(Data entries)
#####

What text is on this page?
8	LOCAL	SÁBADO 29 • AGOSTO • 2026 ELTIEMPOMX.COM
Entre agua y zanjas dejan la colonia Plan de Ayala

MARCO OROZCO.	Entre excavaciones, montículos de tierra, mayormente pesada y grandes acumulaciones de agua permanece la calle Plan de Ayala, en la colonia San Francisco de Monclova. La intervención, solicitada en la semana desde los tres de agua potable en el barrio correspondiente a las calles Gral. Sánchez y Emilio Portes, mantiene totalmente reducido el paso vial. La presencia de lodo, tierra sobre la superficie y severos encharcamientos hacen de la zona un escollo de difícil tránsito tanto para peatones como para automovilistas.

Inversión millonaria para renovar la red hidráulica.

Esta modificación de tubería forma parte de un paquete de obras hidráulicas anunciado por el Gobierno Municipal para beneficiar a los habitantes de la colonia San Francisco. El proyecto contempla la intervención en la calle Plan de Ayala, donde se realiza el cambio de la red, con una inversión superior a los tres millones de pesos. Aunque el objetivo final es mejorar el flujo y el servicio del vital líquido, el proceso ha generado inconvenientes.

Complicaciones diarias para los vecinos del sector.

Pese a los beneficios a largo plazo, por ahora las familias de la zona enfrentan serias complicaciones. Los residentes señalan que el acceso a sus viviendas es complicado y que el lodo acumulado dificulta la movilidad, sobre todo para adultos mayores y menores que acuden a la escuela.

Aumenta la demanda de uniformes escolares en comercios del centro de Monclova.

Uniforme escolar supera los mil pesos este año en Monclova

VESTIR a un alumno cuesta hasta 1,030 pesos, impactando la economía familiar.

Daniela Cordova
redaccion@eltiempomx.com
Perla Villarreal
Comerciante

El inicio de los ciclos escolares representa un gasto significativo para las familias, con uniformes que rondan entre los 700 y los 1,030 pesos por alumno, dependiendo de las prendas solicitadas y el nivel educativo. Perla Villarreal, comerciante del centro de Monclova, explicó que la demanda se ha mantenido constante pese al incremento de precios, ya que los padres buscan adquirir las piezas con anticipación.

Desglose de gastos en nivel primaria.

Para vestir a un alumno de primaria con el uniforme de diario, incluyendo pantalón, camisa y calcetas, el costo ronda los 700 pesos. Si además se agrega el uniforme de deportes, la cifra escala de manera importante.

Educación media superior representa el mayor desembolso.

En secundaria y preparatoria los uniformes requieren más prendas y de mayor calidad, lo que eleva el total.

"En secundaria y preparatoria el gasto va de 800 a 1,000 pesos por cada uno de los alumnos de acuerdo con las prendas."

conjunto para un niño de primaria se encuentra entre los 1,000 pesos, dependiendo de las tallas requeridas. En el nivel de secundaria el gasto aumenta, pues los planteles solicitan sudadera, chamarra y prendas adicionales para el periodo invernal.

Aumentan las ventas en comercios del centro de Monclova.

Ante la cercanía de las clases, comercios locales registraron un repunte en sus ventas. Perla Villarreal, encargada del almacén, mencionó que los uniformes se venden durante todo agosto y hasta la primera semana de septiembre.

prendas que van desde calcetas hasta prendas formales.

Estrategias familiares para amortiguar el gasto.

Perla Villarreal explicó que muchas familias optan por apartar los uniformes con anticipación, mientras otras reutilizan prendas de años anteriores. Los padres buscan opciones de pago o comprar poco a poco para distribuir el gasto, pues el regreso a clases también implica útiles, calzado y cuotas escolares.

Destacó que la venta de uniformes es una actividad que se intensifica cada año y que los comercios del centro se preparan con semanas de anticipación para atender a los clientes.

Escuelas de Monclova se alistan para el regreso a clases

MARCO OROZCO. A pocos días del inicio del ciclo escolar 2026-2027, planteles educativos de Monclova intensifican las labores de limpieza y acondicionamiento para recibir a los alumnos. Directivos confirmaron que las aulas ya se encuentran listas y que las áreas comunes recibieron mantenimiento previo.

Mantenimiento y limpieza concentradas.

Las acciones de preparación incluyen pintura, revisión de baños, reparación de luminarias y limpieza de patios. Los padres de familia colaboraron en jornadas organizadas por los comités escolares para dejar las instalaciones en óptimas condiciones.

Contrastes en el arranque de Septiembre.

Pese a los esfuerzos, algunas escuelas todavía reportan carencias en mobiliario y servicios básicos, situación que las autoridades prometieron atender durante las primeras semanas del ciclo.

#####

◆ Aim: Pull out every line above that holds the word "atender".

◆ Correct output:
Destacó que la venta de uniformes es una actividad que se intensifica cada año y que los comercios del centro se preparan con semanas de anticipación para atender a los clientes.
Pese a los esfuerzos, algunas escuelas todavía reportan carencias en mobiliario y servicios básicos, situación que las autoridades prometieron atender durante las primeras semanas del ciclo.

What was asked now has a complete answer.